• **Given request**: Select lines where the word "System" appears.

Records from a collection of figures:
________________
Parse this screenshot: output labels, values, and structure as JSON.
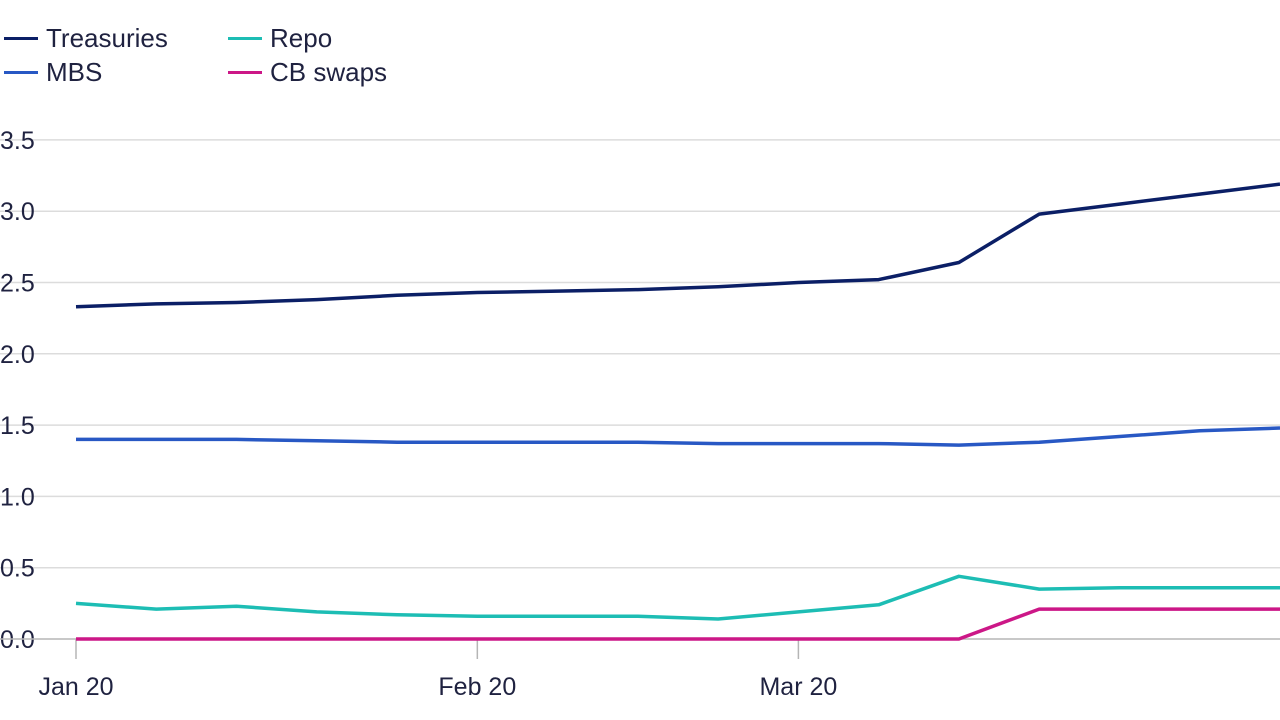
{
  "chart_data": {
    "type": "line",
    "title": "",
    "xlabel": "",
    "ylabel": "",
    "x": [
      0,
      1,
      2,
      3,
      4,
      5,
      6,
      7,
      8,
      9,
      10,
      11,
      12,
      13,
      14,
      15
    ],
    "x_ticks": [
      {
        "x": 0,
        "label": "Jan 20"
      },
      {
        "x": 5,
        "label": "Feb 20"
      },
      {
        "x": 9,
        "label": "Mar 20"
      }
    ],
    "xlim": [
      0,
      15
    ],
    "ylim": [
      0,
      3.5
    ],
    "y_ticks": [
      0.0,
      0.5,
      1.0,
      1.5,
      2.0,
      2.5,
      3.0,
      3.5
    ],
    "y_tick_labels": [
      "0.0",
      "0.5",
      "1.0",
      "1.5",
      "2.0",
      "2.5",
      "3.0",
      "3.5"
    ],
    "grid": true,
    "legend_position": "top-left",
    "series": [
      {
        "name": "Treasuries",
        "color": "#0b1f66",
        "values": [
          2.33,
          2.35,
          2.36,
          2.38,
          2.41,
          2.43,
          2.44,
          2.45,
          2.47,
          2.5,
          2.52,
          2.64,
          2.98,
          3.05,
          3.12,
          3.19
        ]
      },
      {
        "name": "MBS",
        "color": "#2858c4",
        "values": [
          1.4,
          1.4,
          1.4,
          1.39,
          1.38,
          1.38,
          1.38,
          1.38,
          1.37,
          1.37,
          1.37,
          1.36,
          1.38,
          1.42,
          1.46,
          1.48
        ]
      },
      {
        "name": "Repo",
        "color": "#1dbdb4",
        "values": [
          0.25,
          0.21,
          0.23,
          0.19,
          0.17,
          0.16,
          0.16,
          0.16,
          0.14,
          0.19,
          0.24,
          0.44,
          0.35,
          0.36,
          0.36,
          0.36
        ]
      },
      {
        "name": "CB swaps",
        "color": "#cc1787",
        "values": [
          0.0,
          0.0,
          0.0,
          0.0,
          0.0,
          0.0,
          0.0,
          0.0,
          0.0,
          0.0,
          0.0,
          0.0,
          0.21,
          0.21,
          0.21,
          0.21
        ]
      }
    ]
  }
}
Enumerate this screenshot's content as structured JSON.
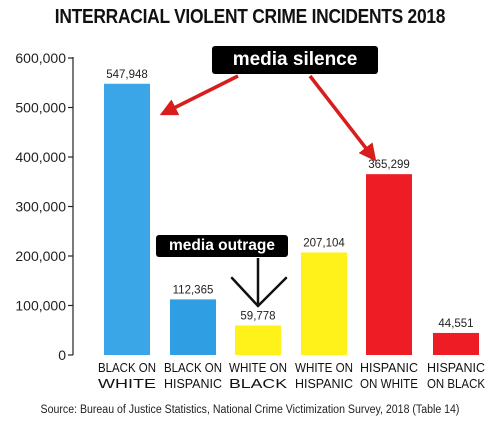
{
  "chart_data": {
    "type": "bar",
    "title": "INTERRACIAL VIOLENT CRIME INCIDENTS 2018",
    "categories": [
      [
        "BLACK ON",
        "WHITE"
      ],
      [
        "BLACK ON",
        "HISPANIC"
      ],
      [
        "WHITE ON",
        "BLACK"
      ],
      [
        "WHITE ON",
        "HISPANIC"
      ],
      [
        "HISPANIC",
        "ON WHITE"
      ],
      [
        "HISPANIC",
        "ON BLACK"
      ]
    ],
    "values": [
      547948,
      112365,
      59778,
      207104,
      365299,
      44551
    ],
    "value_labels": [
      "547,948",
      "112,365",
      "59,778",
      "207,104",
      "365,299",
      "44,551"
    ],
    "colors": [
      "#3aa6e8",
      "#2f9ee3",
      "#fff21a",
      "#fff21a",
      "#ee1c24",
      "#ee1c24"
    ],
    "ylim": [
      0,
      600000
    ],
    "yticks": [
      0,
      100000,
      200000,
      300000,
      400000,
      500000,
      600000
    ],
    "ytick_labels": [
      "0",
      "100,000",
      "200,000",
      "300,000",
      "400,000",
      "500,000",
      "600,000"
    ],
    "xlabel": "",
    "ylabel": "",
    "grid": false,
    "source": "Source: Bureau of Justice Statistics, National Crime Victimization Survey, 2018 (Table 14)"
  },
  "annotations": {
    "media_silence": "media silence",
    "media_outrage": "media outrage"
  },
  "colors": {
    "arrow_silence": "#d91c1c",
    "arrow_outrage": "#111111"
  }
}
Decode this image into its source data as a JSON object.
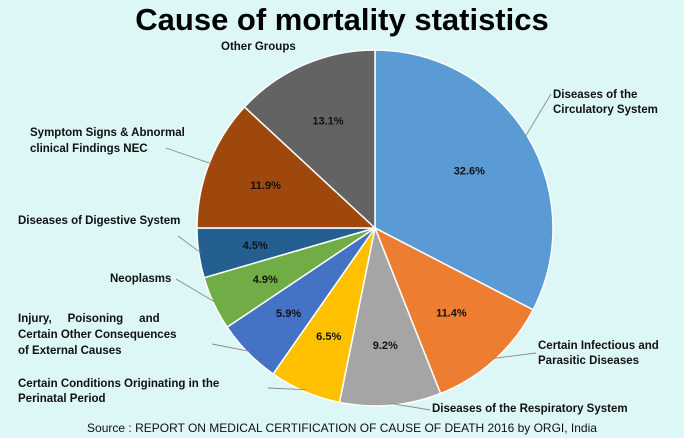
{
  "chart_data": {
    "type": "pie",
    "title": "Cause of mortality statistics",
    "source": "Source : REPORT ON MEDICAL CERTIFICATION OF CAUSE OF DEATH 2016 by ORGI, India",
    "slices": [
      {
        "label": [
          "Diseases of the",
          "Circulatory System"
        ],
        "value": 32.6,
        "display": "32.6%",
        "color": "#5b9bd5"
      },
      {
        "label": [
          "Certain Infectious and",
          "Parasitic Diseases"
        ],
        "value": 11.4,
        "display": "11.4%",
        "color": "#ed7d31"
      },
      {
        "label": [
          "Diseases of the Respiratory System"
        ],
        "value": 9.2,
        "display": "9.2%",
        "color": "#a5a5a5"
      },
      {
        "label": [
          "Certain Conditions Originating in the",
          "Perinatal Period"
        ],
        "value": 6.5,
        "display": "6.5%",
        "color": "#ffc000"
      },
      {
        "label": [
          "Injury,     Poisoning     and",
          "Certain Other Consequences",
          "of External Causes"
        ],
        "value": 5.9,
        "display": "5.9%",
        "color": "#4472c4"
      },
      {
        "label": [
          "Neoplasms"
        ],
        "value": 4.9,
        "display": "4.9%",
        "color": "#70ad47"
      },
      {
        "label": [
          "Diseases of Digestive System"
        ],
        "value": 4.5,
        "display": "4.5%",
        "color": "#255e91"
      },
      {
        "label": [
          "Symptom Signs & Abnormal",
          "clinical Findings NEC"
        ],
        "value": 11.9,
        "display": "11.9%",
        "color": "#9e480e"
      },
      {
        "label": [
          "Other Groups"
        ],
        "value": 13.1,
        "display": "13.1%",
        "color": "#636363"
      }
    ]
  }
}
________________
• **Exercise output**:
          "Circulatory System"
          "Diseases of the Respiratory System"
          "Diseases of Digestive System"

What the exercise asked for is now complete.